Go through the entries below and print each one exactly, leaving out pictures.
* * * * * * * * *
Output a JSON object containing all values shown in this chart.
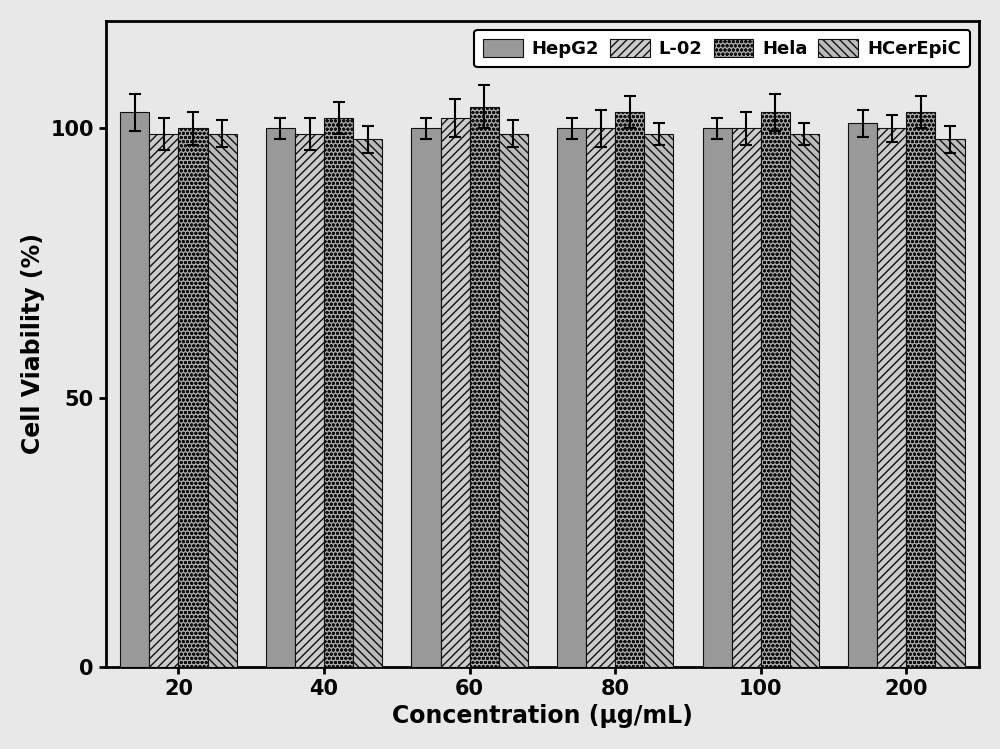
{
  "categories": [
    "20",
    "40",
    "60",
    "80",
    "100",
    "200"
  ],
  "xlabel": "Concentration (μg/mL)",
  "ylabel": "Cell Viability (%)",
  "ylim": [
    0,
    120
  ],
  "yticks": [
    0,
    50,
    100
  ],
  "series": {
    "HepG2": {
      "values": [
        103,
        100,
        100,
        100,
        100,
        101
      ],
      "errors": [
        3.5,
        2.0,
        2.0,
        2.0,
        2.0,
        2.5
      ],
      "color": "#999999",
      "hatch": ""
    },
    "L-02": {
      "values": [
        99,
        99,
        102,
        100,
        100,
        100
      ],
      "errors": [
        3.0,
        3.0,
        3.5,
        3.5,
        3.0,
        2.5
      ],
      "color": "#cccccc",
      "hatch": "////"
    },
    "Hela": {
      "values": [
        100,
        102,
        104,
        103,
        103,
        103
      ],
      "errors": [
        3.0,
        3.0,
        4.0,
        3.0,
        3.5,
        3.0
      ],
      "color": "#aaaaaa",
      "hatch": "oooo"
    },
    "HCerEpiC": {
      "values": [
        99,
        98,
        99,
        99,
        99,
        98
      ],
      "errors": [
        2.5,
        2.5,
        2.5,
        2.0,
        2.0,
        2.5
      ],
      "color": "#bbbbbb",
      "hatch": "\\\\\\\\"
    }
  },
  "bar_width": 0.2,
  "legend_loc": "upper right",
  "font_size_label": 17,
  "font_size_tick": 15,
  "font_size_legend": 13,
  "edge_color": "#111111",
  "background_color": "#e8e8e8",
  "plot_bg_color": "#e8e8e8",
  "title": ""
}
* * * * * * * * *
SOLUTION BELOW:
Output a JSON object containing all values shown in this chart.
{
  "categories": [
    "20",
    "40",
    "60",
    "80",
    "100",
    "200"
  ],
  "xlabel": "Concentration (μg/mL)",
  "ylabel": "Cell Viability (%)",
  "ylim": [
    0,
    120
  ],
  "yticks": [
    0,
    50,
    100
  ],
  "series": {
    "HepG2": {
      "values": [
        103,
        100,
        100,
        100,
        100,
        101
      ],
      "errors": [
        3.5,
        2.0,
        2.0,
        2.0,
        2.0,
        2.5
      ],
      "color": "#999999",
      "hatch": ""
    },
    "L-02": {
      "values": [
        99,
        99,
        102,
        100,
        100,
        100
      ],
      "errors": [
        3.0,
        3.0,
        3.5,
        3.5,
        3.0,
        2.5
      ],
      "color": "#cccccc",
      "hatch": "////"
    },
    "Hela": {
      "values": [
        100,
        102,
        104,
        103,
        103,
        103
      ],
      "errors": [
        3.0,
        3.0,
        4.0,
        3.0,
        3.5,
        3.0
      ],
      "color": "#aaaaaa",
      "hatch": "oooo"
    },
    "HCerEpiC": {
      "values": [
        99,
        98,
        99,
        99,
        99,
        98
      ],
      "errors": [
        2.5,
        2.5,
        2.5,
        2.0,
        2.0,
        2.5
      ],
      "color": "#bbbbbb",
      "hatch": "\\\\\\\\"
    }
  },
  "bar_width": 0.2,
  "legend_loc": "upper right",
  "font_size_label": 17,
  "font_size_tick": 15,
  "font_size_legend": 13,
  "edge_color": "#111111",
  "background_color": "#e8e8e8",
  "plot_bg_color": "#e8e8e8",
  "title": ""
}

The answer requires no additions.